- Given request:
Print the full listing exactly.

- Exercise materials:
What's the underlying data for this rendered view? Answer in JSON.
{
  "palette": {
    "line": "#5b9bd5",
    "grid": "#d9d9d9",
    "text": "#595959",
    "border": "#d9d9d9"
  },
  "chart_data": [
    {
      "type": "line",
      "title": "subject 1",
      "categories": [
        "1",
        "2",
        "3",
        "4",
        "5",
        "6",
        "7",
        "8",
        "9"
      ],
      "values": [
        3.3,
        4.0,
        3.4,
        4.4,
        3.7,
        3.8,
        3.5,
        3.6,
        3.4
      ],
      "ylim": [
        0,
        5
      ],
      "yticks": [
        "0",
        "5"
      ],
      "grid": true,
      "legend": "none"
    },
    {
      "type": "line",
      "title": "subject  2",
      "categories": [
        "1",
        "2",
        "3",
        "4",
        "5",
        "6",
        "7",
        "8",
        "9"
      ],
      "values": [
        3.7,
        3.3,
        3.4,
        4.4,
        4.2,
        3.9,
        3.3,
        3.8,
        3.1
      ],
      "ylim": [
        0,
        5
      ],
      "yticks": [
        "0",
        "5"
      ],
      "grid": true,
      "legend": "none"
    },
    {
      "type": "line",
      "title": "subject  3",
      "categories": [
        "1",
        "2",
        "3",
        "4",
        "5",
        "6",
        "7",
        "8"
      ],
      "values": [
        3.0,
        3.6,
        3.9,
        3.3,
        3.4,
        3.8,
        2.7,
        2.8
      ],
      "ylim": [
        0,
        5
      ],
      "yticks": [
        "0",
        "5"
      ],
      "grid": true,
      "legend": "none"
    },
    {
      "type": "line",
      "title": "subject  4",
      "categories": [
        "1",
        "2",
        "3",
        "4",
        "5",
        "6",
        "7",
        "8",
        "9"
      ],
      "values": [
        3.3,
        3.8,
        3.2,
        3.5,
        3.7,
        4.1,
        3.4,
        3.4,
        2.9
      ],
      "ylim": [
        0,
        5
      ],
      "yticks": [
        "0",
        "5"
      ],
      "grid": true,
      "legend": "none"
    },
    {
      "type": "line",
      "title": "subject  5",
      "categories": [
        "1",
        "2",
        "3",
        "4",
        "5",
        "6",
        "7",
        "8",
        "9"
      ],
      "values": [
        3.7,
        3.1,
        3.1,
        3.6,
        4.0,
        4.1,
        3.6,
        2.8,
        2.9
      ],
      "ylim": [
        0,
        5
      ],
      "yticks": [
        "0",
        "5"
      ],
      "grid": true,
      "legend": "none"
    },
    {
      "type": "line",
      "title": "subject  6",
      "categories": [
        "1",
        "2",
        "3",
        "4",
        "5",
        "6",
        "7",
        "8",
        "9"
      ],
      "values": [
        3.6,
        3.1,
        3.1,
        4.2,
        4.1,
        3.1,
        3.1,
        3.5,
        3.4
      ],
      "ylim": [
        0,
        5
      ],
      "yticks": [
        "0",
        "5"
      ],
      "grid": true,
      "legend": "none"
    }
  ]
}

- Output for this task:
What's the underlying data for this rendered view? Answer in JSON.
{
  "palette": {
    "line": "#5b9bd5",
    "grid": "#d9d9d9",
    "text": "#595959",
    "border": "#d9d9d9"
  },
  "chart_data": [
    {
      "type": "line",
      "title": "subject 1",
      "categories": [
        "1",
        "2",
        "3",
        "4",
        "5",
        "6",
        "7",
        "8",
        "9"
      ],
      "values": [
        3.3,
        4.0,
        3.4,
        4.4,
        3.7,
        3.8,
        3.5,
        3.6,
        3.4
      ],
      "ylim": [
        0,
        5
      ],
      "yticks": [
        "0",
        "5"
      ],
      "grid": true,
      "legend": "none"
    },
    {
      "type": "line",
      "title": "subject  2",
      "categories": [
        "1",
        "2",
        "3",
        "4",
        "5",
        "6",
        "7",
        "8",
        "9"
      ],
      "values": [
        3.7,
        3.3,
        3.4,
        4.4,
        4.2,
        3.9,
        3.3,
        3.8,
        3.1
      ],
      "ylim": [
        0,
        5
      ],
      "yticks": [
        "0",
        "5"
      ],
      "grid": true,
      "legend": "none"
    },
    {
      "type": "line",
      "title": "subject  3",
      "categories": [
        "1",
        "2",
        "3",
        "4",
        "5",
        "6",
        "7",
        "8"
      ],
      "values": [
        3.0,
        3.6,
        3.9,
        3.3,
        3.4,
        3.8,
        2.7,
        2.8
      ],
      "ylim": [
        0,
        5
      ],
      "yticks": [
        "0",
        "5"
      ],
      "grid": true,
      "legend": "none"
    },
    {
      "type": "line",
      "title": "subject  4",
      "categories": [
        "1",
        "2",
        "3",
        "4",
        "5",
        "6",
        "7",
        "8",
        "9"
      ],
      "values": [
        3.3,
        3.8,
        3.2,
        3.5,
        3.7,
        4.1,
        3.4,
        3.4,
        2.9
      ],
      "ylim": [
        0,
        5
      ],
      "yticks": [
        "0",
        "5"
      ],
      "grid": true,
      "legend": "none"
    },
    {
      "type": "line",
      "title": "subject  5",
      "categories": [
        "1",
        "2",
        "3",
        "4",
        "5",
        "6",
        "7",
        "8",
        "9"
      ],
      "values": [
        3.7,
        3.1,
        3.1,
        3.6,
        4.0,
        4.1,
        3.6,
        2.8,
        2.9
      ],
      "ylim": [
        0,
        5
      ],
      "yticks": [
        "0",
        "5"
      ],
      "grid": true,
      "legend": "none"
    },
    {
      "type": "line",
      "title": "subject  6",
      "categories": [
        "1",
        "2",
        "3",
        "4",
        "5",
        "6",
        "7",
        "8",
        "9"
      ],
      "values": [
        3.6,
        3.1,
        3.1,
        4.2,
        4.1,
        3.1,
        3.1,
        3.5,
        3.4
      ],
      "ylim": [
        0,
        5
      ],
      "yticks": [
        "0",
        "5"
      ],
      "grid": true,
      "legend": "none"
    }
  ]
}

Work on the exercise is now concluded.